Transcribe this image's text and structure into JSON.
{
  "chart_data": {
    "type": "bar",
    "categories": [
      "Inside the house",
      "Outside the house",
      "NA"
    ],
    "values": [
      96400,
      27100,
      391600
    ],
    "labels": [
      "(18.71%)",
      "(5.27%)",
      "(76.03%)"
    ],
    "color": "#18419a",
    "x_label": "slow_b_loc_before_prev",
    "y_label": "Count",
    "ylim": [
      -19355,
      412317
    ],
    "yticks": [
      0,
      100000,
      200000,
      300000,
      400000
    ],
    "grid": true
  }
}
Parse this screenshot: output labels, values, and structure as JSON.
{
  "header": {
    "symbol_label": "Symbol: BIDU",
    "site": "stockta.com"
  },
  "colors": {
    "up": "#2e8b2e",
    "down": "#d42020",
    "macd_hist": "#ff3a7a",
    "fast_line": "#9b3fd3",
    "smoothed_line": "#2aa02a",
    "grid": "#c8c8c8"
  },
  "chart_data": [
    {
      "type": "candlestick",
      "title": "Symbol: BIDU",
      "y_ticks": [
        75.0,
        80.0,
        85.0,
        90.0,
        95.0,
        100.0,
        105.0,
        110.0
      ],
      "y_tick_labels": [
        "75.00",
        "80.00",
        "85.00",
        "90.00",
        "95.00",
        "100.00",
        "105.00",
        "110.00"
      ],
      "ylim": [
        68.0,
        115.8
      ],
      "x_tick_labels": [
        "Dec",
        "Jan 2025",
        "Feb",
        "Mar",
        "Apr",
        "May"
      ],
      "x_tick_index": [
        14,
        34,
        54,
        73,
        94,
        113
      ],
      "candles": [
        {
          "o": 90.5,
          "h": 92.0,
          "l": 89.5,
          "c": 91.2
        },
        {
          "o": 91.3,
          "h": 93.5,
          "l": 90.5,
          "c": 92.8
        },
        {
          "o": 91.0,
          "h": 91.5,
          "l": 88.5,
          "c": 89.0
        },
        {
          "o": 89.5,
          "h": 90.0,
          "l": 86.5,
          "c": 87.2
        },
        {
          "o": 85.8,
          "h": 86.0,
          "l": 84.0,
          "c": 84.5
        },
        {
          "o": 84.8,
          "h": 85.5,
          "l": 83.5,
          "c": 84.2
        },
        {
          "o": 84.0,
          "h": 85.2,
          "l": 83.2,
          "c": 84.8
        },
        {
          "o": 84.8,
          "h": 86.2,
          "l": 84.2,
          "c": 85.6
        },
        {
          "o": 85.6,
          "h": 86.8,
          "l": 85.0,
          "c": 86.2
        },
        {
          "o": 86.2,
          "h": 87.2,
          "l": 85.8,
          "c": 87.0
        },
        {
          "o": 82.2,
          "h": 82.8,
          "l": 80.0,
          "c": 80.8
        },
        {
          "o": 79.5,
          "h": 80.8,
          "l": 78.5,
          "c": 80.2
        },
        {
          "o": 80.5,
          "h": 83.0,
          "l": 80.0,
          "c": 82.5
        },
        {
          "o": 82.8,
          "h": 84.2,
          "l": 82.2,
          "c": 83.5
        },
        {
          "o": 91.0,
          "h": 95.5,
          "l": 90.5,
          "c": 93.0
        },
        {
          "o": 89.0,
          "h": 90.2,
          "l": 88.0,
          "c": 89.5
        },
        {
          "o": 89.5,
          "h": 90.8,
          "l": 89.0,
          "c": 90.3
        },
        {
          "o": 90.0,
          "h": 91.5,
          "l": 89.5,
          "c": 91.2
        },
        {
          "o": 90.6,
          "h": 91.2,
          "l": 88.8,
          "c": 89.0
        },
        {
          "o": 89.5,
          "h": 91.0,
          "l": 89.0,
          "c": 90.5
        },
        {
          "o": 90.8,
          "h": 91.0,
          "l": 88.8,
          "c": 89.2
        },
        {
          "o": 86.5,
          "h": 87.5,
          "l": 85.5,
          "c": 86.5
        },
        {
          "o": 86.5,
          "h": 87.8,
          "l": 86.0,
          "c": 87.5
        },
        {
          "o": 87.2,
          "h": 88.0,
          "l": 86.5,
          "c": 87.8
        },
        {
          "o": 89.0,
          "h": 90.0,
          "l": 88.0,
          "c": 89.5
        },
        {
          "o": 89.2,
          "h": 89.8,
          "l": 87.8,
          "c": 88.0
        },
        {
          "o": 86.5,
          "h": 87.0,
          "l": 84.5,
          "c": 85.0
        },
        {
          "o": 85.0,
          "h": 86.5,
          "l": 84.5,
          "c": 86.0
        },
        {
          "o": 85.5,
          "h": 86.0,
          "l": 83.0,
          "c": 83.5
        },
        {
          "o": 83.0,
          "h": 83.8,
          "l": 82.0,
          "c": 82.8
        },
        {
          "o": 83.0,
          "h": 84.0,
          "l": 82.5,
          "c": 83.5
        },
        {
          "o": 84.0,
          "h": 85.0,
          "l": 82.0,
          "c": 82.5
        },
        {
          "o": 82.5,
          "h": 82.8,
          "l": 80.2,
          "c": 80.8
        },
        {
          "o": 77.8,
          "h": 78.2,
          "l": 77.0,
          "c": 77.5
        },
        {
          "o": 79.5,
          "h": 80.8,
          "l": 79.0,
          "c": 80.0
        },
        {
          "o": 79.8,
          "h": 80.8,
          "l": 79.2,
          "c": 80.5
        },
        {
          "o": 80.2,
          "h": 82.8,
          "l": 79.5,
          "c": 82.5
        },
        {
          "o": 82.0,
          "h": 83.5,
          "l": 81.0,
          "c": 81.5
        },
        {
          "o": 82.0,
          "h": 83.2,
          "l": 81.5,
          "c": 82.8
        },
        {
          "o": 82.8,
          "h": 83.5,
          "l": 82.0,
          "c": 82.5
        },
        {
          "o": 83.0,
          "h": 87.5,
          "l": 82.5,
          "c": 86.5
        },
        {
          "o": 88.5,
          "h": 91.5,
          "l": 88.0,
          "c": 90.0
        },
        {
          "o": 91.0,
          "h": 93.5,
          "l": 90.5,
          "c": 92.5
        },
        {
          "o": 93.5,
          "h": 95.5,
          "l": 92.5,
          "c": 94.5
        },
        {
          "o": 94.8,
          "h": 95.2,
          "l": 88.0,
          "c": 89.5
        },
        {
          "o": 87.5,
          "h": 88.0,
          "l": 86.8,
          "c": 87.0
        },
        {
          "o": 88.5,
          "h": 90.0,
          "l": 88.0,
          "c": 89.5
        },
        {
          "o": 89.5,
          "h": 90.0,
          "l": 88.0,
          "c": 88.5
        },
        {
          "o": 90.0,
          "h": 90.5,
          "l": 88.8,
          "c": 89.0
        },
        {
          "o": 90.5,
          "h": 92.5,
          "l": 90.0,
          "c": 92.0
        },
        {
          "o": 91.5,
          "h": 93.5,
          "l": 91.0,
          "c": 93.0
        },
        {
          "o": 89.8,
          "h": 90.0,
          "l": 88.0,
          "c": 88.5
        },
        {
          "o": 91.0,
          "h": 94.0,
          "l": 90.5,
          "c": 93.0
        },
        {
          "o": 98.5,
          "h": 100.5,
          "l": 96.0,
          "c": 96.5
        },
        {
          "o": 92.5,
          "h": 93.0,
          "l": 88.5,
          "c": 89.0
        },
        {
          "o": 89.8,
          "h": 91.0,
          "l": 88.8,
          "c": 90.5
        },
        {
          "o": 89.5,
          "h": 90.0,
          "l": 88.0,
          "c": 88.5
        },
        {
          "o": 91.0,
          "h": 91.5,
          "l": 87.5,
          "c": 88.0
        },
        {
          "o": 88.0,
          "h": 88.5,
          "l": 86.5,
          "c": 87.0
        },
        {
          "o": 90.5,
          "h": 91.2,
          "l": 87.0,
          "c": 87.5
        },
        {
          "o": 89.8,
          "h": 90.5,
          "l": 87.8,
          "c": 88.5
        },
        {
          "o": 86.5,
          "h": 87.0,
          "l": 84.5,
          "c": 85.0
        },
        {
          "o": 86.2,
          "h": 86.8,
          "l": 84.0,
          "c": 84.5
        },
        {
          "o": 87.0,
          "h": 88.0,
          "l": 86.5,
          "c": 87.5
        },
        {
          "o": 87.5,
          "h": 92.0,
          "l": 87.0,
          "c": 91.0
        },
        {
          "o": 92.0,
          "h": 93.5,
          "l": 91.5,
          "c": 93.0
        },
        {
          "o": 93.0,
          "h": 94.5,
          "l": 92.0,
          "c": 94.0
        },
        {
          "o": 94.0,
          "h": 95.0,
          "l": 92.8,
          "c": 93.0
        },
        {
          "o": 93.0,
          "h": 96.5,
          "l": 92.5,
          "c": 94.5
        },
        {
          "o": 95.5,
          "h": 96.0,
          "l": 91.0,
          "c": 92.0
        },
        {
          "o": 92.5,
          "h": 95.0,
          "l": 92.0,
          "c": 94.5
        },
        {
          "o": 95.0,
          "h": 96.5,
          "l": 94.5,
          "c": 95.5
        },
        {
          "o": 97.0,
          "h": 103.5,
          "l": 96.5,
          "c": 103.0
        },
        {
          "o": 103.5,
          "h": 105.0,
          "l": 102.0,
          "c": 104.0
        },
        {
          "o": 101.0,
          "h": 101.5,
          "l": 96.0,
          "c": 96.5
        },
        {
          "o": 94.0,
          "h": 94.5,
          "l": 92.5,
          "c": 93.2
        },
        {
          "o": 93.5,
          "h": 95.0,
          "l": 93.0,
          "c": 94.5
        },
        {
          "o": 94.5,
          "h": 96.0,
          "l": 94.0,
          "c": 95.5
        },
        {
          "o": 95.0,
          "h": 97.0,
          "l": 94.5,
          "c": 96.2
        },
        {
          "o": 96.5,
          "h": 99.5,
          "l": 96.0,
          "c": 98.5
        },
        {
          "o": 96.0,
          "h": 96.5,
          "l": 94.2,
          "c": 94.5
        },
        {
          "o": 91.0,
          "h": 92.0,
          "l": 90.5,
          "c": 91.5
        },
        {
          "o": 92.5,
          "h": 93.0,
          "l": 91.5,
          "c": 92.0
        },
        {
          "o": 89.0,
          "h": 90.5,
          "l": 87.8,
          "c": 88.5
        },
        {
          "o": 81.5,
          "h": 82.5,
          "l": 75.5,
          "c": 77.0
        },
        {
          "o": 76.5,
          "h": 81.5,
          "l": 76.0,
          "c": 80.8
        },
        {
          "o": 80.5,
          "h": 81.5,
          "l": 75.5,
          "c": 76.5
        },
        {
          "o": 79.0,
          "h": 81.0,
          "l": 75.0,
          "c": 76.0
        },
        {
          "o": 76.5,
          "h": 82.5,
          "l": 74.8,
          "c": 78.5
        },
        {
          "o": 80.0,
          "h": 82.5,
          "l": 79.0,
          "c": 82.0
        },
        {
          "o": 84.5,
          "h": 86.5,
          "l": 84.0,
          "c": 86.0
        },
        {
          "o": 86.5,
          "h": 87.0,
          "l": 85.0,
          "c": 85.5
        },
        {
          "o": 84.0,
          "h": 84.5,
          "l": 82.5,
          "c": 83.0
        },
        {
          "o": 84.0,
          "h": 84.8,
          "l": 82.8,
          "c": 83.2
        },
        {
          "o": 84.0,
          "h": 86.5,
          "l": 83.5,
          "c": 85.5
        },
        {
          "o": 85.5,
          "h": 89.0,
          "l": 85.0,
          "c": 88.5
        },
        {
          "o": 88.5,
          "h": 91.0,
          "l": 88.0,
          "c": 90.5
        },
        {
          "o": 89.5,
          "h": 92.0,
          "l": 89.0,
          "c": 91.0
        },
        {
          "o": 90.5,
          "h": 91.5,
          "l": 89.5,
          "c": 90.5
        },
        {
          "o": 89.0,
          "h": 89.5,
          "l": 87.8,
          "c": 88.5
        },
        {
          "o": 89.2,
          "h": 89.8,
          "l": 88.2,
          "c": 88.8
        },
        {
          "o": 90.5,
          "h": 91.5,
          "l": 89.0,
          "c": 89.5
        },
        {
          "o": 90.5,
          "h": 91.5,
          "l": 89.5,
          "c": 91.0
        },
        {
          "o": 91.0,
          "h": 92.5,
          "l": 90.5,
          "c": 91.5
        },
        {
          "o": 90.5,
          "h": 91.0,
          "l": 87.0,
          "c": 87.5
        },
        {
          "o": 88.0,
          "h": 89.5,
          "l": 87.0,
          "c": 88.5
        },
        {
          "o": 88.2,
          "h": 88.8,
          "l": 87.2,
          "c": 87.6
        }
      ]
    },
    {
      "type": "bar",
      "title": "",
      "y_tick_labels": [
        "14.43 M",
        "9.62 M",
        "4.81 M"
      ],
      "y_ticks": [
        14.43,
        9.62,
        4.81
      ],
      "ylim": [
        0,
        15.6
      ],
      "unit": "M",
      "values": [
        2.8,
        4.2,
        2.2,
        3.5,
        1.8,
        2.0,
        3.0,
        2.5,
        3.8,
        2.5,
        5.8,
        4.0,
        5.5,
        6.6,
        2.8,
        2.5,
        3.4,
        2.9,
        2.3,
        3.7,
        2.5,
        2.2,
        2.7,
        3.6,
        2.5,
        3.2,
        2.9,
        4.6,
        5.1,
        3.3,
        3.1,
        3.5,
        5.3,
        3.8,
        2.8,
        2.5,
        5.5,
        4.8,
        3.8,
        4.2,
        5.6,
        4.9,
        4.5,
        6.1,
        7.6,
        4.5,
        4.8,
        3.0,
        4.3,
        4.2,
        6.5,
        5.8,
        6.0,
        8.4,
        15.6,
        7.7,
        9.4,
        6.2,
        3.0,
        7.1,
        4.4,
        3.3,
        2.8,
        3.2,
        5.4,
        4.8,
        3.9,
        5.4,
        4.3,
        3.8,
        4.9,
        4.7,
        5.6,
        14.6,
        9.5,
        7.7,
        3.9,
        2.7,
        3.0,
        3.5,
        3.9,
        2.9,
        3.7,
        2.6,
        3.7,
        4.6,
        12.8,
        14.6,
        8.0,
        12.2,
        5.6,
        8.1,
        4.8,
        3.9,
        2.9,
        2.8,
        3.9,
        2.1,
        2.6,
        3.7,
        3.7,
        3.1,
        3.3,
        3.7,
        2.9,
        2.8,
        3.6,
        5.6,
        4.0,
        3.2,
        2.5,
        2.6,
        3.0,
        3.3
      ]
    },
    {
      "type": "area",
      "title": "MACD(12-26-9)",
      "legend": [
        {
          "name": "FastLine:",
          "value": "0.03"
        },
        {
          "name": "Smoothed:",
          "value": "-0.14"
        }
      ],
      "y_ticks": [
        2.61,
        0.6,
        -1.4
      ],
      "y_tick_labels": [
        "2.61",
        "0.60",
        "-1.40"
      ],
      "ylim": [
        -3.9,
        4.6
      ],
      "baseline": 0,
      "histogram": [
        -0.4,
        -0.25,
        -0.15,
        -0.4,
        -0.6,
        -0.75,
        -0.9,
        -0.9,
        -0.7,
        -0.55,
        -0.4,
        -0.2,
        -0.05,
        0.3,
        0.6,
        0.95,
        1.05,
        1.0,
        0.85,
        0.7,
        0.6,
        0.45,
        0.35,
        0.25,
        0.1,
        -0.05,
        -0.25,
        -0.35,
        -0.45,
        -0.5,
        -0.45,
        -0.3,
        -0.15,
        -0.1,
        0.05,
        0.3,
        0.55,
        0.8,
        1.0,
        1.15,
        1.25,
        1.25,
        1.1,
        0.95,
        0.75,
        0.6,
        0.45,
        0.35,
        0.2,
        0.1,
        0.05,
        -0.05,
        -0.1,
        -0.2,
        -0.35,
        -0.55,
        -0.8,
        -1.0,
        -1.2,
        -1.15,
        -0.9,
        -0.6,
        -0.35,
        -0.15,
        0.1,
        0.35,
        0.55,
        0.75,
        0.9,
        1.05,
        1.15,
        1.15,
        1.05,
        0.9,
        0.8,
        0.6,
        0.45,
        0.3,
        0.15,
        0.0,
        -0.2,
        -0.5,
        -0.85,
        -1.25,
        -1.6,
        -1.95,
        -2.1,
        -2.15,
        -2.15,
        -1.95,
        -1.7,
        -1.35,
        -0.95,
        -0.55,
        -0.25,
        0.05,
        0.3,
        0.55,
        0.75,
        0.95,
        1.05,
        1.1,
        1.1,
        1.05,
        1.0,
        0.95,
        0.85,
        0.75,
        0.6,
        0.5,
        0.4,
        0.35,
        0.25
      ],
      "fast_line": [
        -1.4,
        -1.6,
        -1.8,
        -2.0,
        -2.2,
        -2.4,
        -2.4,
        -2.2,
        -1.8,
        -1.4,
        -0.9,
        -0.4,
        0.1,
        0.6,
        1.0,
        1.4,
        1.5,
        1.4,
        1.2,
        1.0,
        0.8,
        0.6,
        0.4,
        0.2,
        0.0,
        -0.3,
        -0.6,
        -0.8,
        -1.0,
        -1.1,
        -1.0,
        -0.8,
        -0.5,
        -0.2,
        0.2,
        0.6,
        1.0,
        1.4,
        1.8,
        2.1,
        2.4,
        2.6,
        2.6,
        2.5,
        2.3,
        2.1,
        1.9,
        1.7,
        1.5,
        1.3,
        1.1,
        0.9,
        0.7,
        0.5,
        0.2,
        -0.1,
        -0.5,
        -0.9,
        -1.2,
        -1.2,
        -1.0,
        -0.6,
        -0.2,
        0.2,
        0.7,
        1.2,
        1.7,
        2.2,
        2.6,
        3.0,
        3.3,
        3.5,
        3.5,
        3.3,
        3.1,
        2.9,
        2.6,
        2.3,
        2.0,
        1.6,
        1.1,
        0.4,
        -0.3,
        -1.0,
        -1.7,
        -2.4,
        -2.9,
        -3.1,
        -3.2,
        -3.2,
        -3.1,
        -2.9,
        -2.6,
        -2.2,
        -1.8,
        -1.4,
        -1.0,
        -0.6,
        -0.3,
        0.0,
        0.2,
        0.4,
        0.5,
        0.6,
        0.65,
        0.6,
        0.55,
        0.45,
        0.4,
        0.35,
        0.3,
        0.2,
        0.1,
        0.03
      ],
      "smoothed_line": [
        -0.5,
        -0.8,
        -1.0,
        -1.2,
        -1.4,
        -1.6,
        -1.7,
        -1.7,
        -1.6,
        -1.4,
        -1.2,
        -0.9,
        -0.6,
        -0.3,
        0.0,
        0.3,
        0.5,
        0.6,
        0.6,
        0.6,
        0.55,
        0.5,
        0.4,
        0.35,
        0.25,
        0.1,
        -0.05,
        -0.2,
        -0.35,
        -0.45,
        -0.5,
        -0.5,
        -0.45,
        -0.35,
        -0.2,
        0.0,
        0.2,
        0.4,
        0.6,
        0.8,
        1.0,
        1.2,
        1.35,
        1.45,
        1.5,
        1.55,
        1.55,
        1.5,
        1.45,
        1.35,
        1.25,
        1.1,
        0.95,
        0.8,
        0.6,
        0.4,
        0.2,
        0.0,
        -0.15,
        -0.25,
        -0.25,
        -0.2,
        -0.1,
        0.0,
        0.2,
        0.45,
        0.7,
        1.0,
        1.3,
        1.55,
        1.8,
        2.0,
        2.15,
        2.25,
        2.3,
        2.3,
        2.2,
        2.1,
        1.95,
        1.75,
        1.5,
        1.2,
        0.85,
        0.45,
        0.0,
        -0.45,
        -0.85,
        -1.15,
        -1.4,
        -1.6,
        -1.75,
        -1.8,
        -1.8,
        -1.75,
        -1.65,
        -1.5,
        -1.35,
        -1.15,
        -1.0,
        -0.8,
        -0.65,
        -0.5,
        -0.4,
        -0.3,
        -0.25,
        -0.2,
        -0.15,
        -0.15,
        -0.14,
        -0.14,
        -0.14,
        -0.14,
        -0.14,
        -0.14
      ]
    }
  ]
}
________________________________________
Directive → In the entries above, find the lines containing the word "structure" and say how many there are, with no other words.

Reply to the exercise → 2